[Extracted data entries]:
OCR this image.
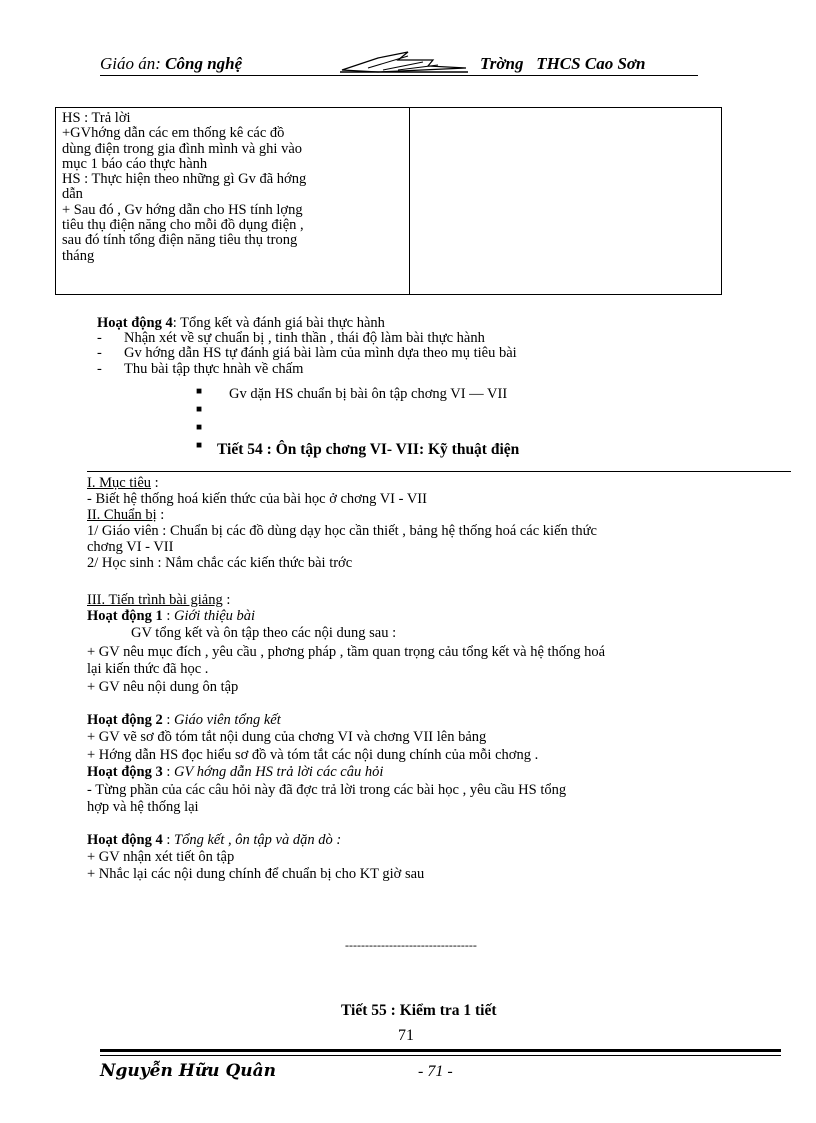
Giáo án: Công nghệ	Trờng THCS Cao Sơn

HS : Trả lời

+GVhớng dẫn các em thống kê các đồ

dùng điện trong gia đình mình và ghi vào

mục 1 báo cáo thực hành

HS : Thực hiện theo những gì Gv đã hớng

dẫn

+ Sau đó , Gv hớng dẫn cho HS tính lợng

tiêu thụ điện năng cho mỗi đồ dụng điện ,

sau đó tính tổng điện năng tiêu thụ trong

tháng

Hoạt động 4: Tổng kết và đánh giá bài thực hành
- Nhận xét về sự chuẩn bị , tinh thần , thái độ làm bài thực hành
- Gv hớng dẫn HS tự đánh giá bài làm của mình dựa theo mụ tiêu bài
- Thu bài tập thực hnàh về chấm
■ Gv dặn HS chuẩn bị bài ôn tập chơng VI — VII
■
■
■ Tiết 54 : Ôn tập chơng VI- VII: Kỹ thuật điện
I. Mục tiêu :
- Biết hệ thống hoá kiến thức của bài học ở chơng VI - VII
II. Chuẩn bị :
1/ Giáo viên : Chuẩn bị các đồ dùng dạy học cần thiết , bảng hệ thống hoá các kiến thức
chơng VI - VII
2/ Học sinh : Nắm chắc các kiến thức bài trớc
III. Tiến trình bài giảng :
Hoạt động 1 : Giới thiệu bài
GV tổng kết và ôn tập theo các nội dung sau :
+ GV nêu mục đích , yêu cầu , phơng pháp , tầm quan trọng cảu tổng kết và hệ thống hoá
lại kiến thức đã học .
+ GV nêu nội dung ôn tập
Hoạt động 2 : Giáo viên tổng kết
+ GV vẽ sơ đồ tóm tắt nội dung của chơng VI và chơng VII lên bảng
+ Hớng dẫn HS đọc hiểu sơ đồ và tóm tắt các nội dung chính của mỗi chơng .
Hoạt động 3 : GV hớng dẫn HS trả lời các câu hỏi
- Từng phần của các câu hỏi này đã đợc trả lời trong các bài học , yêu cầu HS tổng
hợp và hệ thống lại
Hoạt động 4 : Tổng kết , ôn tập và dặn dò :
+ GV nhận xét tiết ôn tập
+ Nhắc lại các nội dung chính để chuẩn bị cho KT giờ sau
---------------------------------
Tiết 55 : Kiểm tra 1 tiết
71
Nguyễn Hữu Quân	- 71 -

[Required work]:
Repeat the material verbatim. Do not carry over any picture.

[Solution]:
OCR this image.
Giáo án: Công nghệ	Trờng THCS Cao Sơn

HS : Trả lời

+GVhớng dẫn các em thống kê các đồ

dùng điện trong gia đình mình và ghi vào

mục 1 báo cáo thực hành

HS : Thực hiện theo những gì Gv đã hớng

dẫn

+ Sau đó , Gv hớng dẫn cho HS tính lợng

tiêu thụ điện năng cho mỗi đồ dụng điện ,

sau đó tính tổng điện năng tiêu thụ trong

tháng

Hoạt động 4: Tổng kết và đánh giá bài thực hành
- Nhận xét về sự chuẩn bị , tinh thần , thái độ làm bài thực hành
- Gv hớng dẫn HS tự đánh giá bài làm của mình dựa theo mụ tiêu bài
- Thu bài tập thực hnàh về chấm
■ Gv dặn HS chuẩn bị bài ôn tập chơng VI — VII
■
■
■ Tiết 54 : Ôn tập chơng VI- VII: Kỹ thuật điện
I. Mục tiêu :
- Biết hệ thống hoá kiến thức của bài học ở chơng VI - VII
II. Chuẩn bị :
1/ Giáo viên : Chuẩn bị các đồ dùng dạy học cần thiết , bảng hệ thống hoá các kiến thức
chơng VI - VII
2/ Học sinh : Nắm chắc các kiến thức bài trớc
III. Tiến trình bài giảng :
Hoạt động 1 : Giới thiệu bài
GV tổng kết và ôn tập theo các nội dung sau :
+ GV nêu mục đích , yêu cầu , phơng pháp , tầm quan trọng cảu tổng kết và hệ thống hoá
lại kiến thức đã học .
+ GV nêu nội dung ôn tập
Hoạt động 2 : Giáo viên tổng kết
+ GV vẽ sơ đồ tóm tắt nội dung của chơng VI và chơng VII lên bảng
+ Hớng dẫn HS đọc hiểu sơ đồ và tóm tắt các nội dung chính của mỗi chơng .
Hoạt động 3 : GV hớng dẫn HS trả lời các câu hỏi
- Từng phần của các câu hỏi này đã đợc trả lời trong các bài học , yêu cầu HS tổng
hợp và hệ thống lại
Hoạt động 4 : Tổng kết , ôn tập và dặn dò :
+ GV nhận xét tiết ôn tập
+ Nhắc lại các nội dung chính để chuẩn bị cho KT giờ sau
---------------------------------
Tiết 55 : Kiểm tra 1 tiết
71
Nguyễn Hữu Quân	- 71 -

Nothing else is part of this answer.